* Exercise goal: Whenever a line of the entries below holds the string "objectives", copy that line and return it.

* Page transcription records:
::::
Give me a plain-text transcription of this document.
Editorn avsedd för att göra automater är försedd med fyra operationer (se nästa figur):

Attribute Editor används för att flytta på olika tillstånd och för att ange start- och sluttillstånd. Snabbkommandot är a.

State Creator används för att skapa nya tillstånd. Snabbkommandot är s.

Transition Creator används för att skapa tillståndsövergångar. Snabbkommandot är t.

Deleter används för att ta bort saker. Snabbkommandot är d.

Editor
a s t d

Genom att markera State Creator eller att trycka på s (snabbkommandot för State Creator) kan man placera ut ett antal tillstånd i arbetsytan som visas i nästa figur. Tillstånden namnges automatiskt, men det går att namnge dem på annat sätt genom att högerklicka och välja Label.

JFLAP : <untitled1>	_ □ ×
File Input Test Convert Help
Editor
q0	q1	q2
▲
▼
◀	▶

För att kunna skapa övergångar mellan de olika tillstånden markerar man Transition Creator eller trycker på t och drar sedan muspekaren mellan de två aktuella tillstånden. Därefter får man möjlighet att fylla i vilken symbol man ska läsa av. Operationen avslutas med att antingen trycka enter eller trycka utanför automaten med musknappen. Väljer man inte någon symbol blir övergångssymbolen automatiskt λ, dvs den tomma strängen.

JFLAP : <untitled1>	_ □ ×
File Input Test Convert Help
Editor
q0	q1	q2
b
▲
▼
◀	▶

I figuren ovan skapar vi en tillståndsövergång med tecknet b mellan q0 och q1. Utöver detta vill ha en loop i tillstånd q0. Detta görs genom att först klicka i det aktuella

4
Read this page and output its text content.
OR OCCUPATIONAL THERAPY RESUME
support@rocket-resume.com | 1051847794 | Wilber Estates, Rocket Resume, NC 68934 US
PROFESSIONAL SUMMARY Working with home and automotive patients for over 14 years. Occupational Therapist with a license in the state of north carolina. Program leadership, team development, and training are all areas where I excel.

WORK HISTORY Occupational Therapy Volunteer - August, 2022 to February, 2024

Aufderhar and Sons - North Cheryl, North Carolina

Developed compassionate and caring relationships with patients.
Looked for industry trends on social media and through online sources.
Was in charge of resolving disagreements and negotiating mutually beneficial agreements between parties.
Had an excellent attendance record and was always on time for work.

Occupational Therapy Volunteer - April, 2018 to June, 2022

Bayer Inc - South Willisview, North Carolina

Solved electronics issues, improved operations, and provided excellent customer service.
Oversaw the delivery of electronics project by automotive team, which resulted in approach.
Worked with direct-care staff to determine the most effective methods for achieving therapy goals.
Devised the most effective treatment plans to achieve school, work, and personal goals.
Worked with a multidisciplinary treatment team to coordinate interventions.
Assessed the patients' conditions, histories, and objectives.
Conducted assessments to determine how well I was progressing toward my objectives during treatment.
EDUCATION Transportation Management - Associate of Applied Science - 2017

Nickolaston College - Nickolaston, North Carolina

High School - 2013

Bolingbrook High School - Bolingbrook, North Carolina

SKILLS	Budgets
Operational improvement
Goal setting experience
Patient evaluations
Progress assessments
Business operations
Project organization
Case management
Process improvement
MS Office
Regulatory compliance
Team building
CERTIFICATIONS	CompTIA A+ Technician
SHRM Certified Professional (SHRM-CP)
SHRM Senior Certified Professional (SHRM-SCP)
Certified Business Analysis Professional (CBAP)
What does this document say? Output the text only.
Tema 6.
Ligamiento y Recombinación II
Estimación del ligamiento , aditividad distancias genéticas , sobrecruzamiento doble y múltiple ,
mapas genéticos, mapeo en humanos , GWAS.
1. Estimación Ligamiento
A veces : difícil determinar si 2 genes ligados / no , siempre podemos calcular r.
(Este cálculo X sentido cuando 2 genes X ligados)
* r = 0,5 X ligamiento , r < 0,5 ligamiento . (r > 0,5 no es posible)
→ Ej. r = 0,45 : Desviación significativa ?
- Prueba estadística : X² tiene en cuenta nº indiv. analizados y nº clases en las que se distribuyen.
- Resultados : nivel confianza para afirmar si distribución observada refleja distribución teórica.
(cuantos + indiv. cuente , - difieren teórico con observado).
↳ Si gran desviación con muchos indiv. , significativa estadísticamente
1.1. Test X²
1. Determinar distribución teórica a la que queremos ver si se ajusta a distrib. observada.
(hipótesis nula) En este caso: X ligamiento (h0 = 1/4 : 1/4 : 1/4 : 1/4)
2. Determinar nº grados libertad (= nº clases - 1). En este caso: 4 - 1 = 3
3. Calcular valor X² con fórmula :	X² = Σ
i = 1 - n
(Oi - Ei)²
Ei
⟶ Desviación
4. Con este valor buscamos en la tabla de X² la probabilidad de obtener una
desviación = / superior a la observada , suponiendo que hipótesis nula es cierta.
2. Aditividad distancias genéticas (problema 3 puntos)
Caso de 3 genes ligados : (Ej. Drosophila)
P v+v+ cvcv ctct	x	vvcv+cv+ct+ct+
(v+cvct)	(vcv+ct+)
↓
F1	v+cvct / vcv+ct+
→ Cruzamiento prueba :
::::
* Answer below:
Assessed the patients' conditions, histories, and objectives.
Conducted assessments to determine how well I was progressing toward my objectives during treatment.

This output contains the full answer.